**BRIEF**
Echo each line word for word, starting at the line containing "price-tick-label: 1,03900 —" and ending at the line containing "symbol-label[interactable]: Euro/Dólar estadounidense, 1h, SAXO", with both of those lines included.

**PROVIDED DATA**
— START —
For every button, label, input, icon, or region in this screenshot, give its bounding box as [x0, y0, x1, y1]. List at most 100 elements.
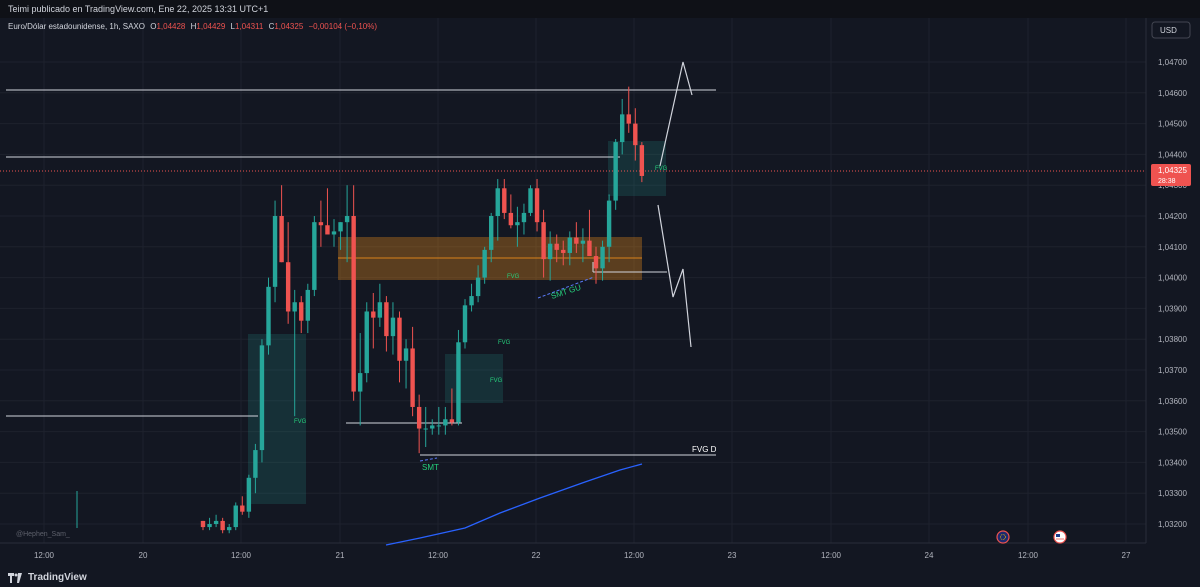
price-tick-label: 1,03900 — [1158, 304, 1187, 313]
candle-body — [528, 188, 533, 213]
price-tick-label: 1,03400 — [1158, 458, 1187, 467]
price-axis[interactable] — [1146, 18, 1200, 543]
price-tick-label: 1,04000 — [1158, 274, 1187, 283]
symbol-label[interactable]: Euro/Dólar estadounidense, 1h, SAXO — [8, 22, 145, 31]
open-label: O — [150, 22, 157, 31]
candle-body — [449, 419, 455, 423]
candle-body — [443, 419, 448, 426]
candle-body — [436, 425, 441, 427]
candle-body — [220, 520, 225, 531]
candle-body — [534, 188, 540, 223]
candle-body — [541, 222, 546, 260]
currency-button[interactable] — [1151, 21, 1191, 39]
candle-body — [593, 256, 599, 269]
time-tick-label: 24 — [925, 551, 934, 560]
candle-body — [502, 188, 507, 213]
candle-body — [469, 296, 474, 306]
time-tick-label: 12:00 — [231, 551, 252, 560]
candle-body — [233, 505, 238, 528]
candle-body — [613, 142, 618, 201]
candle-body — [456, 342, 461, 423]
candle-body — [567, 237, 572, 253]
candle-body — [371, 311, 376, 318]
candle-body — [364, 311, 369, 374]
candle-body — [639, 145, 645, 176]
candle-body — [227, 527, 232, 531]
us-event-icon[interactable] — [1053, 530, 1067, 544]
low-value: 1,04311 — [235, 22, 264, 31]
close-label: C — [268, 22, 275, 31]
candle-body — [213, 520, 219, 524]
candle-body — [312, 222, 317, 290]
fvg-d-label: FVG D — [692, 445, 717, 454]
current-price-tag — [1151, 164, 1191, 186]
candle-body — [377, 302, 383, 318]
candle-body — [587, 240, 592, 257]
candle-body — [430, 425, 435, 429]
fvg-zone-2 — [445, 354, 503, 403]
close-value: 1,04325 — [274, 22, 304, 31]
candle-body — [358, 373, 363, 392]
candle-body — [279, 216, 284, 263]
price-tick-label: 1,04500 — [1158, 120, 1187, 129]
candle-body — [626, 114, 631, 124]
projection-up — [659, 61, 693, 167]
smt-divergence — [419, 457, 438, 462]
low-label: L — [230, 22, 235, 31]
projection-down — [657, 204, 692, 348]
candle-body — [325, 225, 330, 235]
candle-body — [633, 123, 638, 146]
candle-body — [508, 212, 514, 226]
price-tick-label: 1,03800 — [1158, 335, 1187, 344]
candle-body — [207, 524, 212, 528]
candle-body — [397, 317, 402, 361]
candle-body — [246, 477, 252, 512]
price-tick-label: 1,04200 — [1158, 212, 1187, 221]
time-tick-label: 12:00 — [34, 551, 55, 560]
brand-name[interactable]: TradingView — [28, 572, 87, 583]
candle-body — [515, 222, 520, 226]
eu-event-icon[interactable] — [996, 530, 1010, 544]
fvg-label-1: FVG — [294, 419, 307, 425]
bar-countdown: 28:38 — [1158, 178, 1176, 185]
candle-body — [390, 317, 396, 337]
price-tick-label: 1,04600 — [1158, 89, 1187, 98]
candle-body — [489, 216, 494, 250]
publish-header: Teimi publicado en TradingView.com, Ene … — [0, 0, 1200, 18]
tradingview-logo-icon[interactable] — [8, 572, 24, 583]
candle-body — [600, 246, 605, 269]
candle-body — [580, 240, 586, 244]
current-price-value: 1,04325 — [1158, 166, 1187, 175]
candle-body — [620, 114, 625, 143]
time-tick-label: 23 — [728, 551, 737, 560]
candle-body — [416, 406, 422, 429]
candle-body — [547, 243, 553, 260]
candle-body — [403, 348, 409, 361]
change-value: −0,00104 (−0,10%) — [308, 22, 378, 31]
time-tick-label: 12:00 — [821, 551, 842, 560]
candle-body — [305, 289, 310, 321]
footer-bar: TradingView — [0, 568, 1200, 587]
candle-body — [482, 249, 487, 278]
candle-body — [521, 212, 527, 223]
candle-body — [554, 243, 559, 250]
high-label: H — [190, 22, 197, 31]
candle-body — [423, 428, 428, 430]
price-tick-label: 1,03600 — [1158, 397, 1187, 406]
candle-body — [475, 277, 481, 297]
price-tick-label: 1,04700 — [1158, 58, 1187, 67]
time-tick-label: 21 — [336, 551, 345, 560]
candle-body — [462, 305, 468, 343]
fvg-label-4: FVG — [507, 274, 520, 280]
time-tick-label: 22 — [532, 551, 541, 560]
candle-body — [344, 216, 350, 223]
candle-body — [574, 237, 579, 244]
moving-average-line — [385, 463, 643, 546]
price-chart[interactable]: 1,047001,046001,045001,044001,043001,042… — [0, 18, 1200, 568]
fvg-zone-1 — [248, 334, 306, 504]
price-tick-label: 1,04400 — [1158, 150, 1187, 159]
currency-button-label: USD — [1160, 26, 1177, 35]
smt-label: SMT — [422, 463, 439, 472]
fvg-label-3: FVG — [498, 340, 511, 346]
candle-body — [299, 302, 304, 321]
— END —
**TASK OUTPUT**
price-tick-label: 1,03900 — [1158, 304, 1187, 313]
candle-body — [528, 188, 533, 213]
price-tick-label: 1,03400 — [1158, 458, 1187, 467]
price-axis[interactable] — [1146, 18, 1200, 543]
price-tick-label: 1,04000 — [1158, 274, 1187, 283]
symbol-label[interactable]: Euro/Dólar estadounidense, 1h, SAXO — [8, 22, 145, 31]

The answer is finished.